* _Exercise directions_
Copy each line exactly.

--- start Records shown ---

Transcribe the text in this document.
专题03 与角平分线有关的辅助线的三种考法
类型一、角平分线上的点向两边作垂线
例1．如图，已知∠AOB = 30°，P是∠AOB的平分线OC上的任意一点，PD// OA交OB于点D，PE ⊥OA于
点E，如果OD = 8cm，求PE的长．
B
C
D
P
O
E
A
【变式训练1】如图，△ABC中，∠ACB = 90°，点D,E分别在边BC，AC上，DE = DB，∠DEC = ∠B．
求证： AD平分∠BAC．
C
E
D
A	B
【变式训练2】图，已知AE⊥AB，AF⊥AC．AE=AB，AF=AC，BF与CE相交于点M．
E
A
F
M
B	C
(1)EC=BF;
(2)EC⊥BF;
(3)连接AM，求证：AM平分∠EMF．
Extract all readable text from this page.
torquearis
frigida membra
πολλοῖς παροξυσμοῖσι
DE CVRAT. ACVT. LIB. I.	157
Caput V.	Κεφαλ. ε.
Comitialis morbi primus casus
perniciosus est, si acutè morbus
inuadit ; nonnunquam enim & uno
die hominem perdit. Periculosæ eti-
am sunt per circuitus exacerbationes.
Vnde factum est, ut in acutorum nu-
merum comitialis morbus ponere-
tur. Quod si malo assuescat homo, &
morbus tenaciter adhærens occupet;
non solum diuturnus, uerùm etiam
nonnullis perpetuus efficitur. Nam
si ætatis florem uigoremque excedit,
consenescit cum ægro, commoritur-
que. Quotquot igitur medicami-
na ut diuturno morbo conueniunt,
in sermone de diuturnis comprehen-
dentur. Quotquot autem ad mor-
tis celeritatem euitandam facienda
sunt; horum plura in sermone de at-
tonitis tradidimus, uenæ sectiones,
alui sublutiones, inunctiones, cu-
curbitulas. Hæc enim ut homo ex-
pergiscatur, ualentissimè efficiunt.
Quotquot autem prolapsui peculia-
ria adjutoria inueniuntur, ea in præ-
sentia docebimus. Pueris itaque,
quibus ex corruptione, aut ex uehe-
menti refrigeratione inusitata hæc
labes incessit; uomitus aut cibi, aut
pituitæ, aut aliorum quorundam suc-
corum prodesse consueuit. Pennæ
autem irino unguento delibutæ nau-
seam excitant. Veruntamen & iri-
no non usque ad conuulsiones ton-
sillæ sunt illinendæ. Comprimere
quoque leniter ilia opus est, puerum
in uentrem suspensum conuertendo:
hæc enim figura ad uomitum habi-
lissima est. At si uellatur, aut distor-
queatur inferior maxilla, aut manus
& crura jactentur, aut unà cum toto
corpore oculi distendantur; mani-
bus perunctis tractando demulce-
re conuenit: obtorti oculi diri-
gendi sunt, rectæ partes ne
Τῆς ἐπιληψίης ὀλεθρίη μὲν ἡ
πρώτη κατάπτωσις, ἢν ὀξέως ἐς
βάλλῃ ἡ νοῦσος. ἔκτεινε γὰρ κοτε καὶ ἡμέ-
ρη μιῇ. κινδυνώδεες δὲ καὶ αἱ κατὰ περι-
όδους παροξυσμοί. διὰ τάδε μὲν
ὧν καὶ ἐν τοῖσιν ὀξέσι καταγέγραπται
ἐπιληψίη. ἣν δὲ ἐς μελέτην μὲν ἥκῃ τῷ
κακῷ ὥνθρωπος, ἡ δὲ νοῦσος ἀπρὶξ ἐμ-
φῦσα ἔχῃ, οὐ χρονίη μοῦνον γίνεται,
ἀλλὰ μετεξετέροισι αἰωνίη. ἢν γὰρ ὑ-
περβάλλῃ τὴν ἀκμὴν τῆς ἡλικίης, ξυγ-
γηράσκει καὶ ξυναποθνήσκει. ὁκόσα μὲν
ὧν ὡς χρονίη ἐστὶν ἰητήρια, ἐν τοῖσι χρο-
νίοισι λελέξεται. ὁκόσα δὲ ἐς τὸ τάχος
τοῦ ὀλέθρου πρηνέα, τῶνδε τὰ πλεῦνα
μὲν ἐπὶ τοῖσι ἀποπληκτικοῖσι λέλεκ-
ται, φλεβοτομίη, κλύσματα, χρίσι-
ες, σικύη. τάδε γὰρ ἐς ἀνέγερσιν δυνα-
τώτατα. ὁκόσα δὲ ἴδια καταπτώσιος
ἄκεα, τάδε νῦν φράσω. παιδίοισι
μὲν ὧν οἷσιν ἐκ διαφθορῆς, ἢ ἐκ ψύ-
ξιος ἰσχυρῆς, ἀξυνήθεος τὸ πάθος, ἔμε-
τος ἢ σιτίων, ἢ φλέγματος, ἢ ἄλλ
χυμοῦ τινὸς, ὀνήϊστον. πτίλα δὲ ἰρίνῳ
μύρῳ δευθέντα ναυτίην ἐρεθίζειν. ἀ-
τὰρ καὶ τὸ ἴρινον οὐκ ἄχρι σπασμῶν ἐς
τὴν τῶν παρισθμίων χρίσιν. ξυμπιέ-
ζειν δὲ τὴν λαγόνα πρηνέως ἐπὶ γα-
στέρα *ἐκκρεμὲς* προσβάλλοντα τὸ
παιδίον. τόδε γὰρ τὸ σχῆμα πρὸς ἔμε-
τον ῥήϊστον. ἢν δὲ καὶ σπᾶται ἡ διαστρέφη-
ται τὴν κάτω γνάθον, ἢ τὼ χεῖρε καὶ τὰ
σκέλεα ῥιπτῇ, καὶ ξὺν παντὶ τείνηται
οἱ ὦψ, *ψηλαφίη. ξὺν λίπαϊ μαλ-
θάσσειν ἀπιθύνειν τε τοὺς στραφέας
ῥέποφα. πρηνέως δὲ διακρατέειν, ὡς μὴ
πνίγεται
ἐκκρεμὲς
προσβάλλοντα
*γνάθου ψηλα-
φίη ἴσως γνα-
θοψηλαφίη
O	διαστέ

--- end Records shown ---

* _Written solution_
Transcribe the text in this document.
专题03 与角平分线有关的辅助线的三种考法
类型一、角平分线上的点向两边作垂线
例1．如图，已知∠AOB = 30°，P是∠AOB的平分线OC上的任意一点，PD// OA交OB于点D，PE ⊥OA于
点E，如果OD = 8cm，求PE的长．
B
C
D
P
O
E
A
【变式训练1】如图，△ABC中，∠ACB = 90°，点D,E分别在边BC，AC上，DE = DB，∠DEC = ∠B．
求证： AD平分∠BAC．
C
E
D
A	B
【变式训练2】图，已知AE⊥AB，AF⊥AC．AE=AB，AF=AC，BF与CE相交于点M．
E
A
F
M
B	C
(1)EC=BF;
(2)EC⊥BF;
(3)连接AM，求证：AM平分∠EMF．
Extract all readable text from this page.
torquearis
frigida membra
πολλοῖς παροξυσμοῖσι
DE CVRAT. ACVT. LIB. I.	157
Caput V.	Κεφαλ. ε.
Comitialis morbi primus casus
perniciosus est, si acutè morbus
inuadit ; nonnunquam enim & uno
die hominem perdit. Periculosæ eti-
am sunt per circuitus exacerbationes.
Vnde factum est, ut in acutorum nu-
merum comitialis morbus ponere-
tur. Quod si malo assuescat homo, &
morbus tenaciter adhærens occupet;
non solum diuturnus, uerùm etiam
nonnullis perpetuus efficitur. Nam
si ætatis florem uigoremque excedit,
consenescit cum ægro, commoritur-
que. Quotquot igitur medicami-
na ut diuturno morbo conueniunt,
in sermone de diuturnis comprehen-
dentur. Quotquot autem ad mor-
tis celeritatem euitandam facienda
sunt; horum plura in sermone de at-
tonitis tradidimus, uenæ sectiones,
alui sublutiones, inunctiones, cu-
curbitulas. Hæc enim ut homo ex-
pergiscatur, ualentissimè efficiunt.
Quotquot autem prolapsui peculia-
ria adjutoria inueniuntur, ea in præ-
sentia docebimus. Pueris itaque,
quibus ex corruptione, aut ex uehe-
menti refrigeratione inusitata hæc
labes incessit; uomitus aut cibi, aut
pituitæ, aut aliorum quorundam suc-
corum prodesse consueuit. Pennæ
autem irino unguento delibutæ nau-
seam excitant. Veruntamen & iri-
no non usque ad conuulsiones ton-
sillæ sunt illinendæ. Comprimere
quoque leniter ilia opus est, puerum
in uentrem suspensum conuertendo:
hæc enim figura ad uomitum habi-
lissima est. At si uellatur, aut distor-
queatur inferior maxilla, aut manus
& crura jactentur, aut unà cum toto
corpore oculi distendantur; mani-
bus perunctis tractando demulce-
re conuenit: obtorti oculi diri-
gendi sunt, rectæ partes ne
Τῆς ἐπιληψίης ὀλεθρίη μὲν ἡ
πρώτη κατάπτωσις, ἢν ὀξέως ἐς
βάλλῃ ἡ νοῦσος. ἔκτεινε γὰρ κοτε καὶ ἡμέ-
ρη μιῇ. κινδυνώδεες δὲ καὶ αἱ κατὰ περι-
όδους παροξυσμοί. διὰ τάδε μὲν
ὧν καὶ ἐν τοῖσιν ὀξέσι καταγέγραπται
ἐπιληψίη. ἣν δὲ ἐς μελέτην μὲν ἥκῃ τῷ
κακῷ ὥνθρωπος, ἡ δὲ νοῦσος ἀπρὶξ ἐμ-
φῦσα ἔχῃ, οὐ χρονίη μοῦνον γίνεται,
ἀλλὰ μετεξετέροισι αἰωνίη. ἢν γὰρ ὑ-
περβάλλῃ τὴν ἀκμὴν τῆς ἡλικίης, ξυγ-
γηράσκει καὶ ξυναποθνήσκει. ὁκόσα μὲν
ὧν ὡς χρονίη ἐστὶν ἰητήρια, ἐν τοῖσι χρο-
νίοισι λελέξεται. ὁκόσα δὲ ἐς τὸ τάχος
τοῦ ὀλέθρου πρηνέα, τῶνδε τὰ πλεῦνα
μὲν ἐπὶ τοῖσι ἀποπληκτικοῖσι λέλεκ-
ται, φλεβοτομίη, κλύσματα, χρίσι-
ες, σικύη. τάδε γὰρ ἐς ἀνέγερσιν δυνα-
τώτατα. ὁκόσα δὲ ἴδια καταπτώσιος
ἄκεα, τάδε νῦν φράσω. παιδίοισι
μὲν ὧν οἷσιν ἐκ διαφθορῆς, ἢ ἐκ ψύ-
ξιος ἰσχυρῆς, ἀξυνήθεος τὸ πάθος, ἔμε-
τος ἢ σιτίων, ἢ φλέγματος, ἢ ἄλλ
χυμοῦ τινὸς, ὀνήϊστον. πτίλα δὲ ἰρίνῳ
μύρῳ δευθέντα ναυτίην ἐρεθίζειν. ἀ-
τὰρ καὶ τὸ ἴρινον οὐκ ἄχρι σπασμῶν ἐς
τὴν τῶν παρισθμίων χρίσιν. ξυμπιέ-
ζειν δὲ τὴν λαγόνα πρηνέως ἐπὶ γα-
στέρα *ἐκκρεμὲς* προσβάλλοντα τὸ
παιδίον. τόδε γὰρ τὸ σχῆμα πρὸς ἔμε-
τον ῥήϊστον. ἢν δὲ καὶ σπᾶται ἡ διαστρέφη-
ται τὴν κάτω γνάθον, ἢ τὼ χεῖρε καὶ τὰ
σκέλεα ῥιπτῇ, καὶ ξὺν παντὶ τείνηται
οἱ ὦψ, *ψηλαφίη. ξὺν λίπαϊ μαλ-
θάσσειν ἀπιθύνειν τε τοὺς στραφέας
ῥέποφα. πρηνέως δὲ διακρατέειν, ὡς μὴ
πνίγεται
ἐκκρεμὲς
προσβάλλοντα
*γνάθου ψηλα-
φίη ἴσως γνα-
θοψηλαφίη
O	διαστέ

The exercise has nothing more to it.